■ **INPUT ROWS**
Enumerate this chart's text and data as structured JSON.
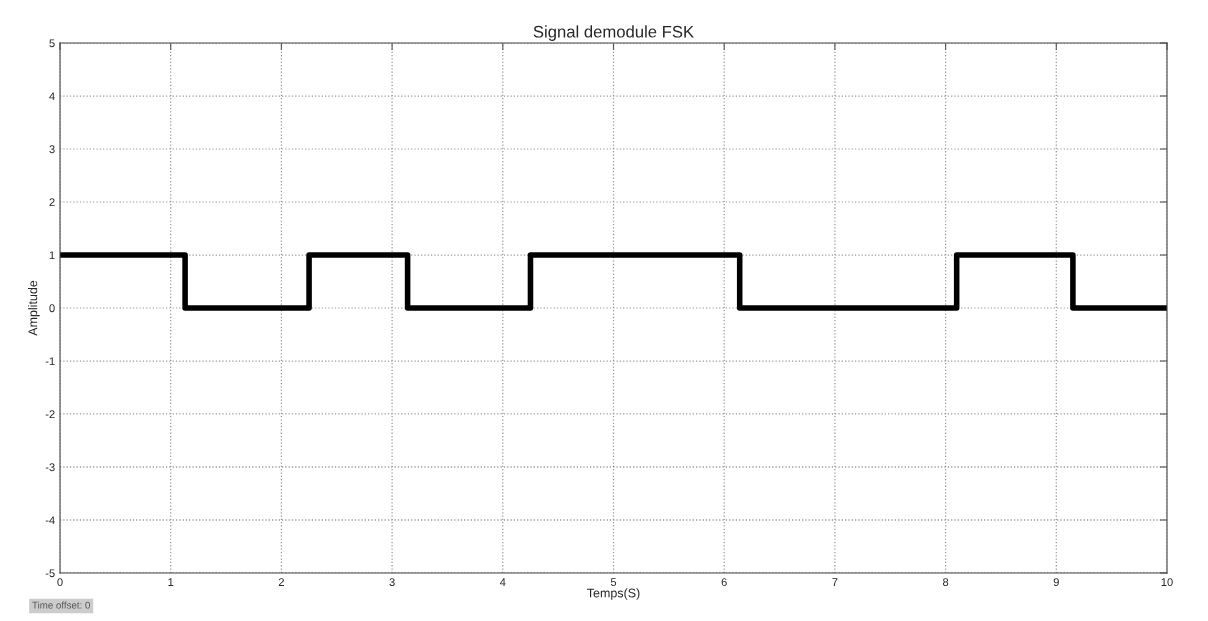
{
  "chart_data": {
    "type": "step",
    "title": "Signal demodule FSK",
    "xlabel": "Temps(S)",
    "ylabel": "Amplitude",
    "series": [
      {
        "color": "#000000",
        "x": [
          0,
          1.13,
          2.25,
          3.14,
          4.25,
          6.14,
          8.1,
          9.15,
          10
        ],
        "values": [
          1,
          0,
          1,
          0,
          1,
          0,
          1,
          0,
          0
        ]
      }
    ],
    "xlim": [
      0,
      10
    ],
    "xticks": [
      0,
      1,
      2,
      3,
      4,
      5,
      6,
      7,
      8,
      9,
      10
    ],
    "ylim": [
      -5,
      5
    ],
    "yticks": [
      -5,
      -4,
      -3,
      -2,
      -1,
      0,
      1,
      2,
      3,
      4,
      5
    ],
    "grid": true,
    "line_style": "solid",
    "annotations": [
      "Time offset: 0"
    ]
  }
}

■ **STATED TASK**
Repeat the listing above exactly, with no pictures.

■ **REPLY**
Enumerate this chart's text and data as structured JSON.
{
  "chart_data": {
    "type": "step",
    "title": "Signal demodule FSK",
    "xlabel": "Temps(S)",
    "ylabel": "Amplitude",
    "series": [
      {
        "color": "#000000",
        "x": [
          0,
          1.13,
          2.25,
          3.14,
          4.25,
          6.14,
          8.1,
          9.15,
          10
        ],
        "values": [
          1,
          0,
          1,
          0,
          1,
          0,
          1,
          0,
          0
        ]
      }
    ],
    "xlim": [
      0,
      10
    ],
    "xticks": [
      0,
      1,
      2,
      3,
      4,
      5,
      6,
      7,
      8,
      9,
      10
    ],
    "ylim": [
      -5,
      5
    ],
    "yticks": [
      -5,
      -4,
      -3,
      -2,
      -1,
      0,
      1,
      2,
      3,
      4,
      5
    ],
    "grid": true,
    "line_style": "solid",
    "annotations": [
      "Time offset: 0"
    ]
  }
}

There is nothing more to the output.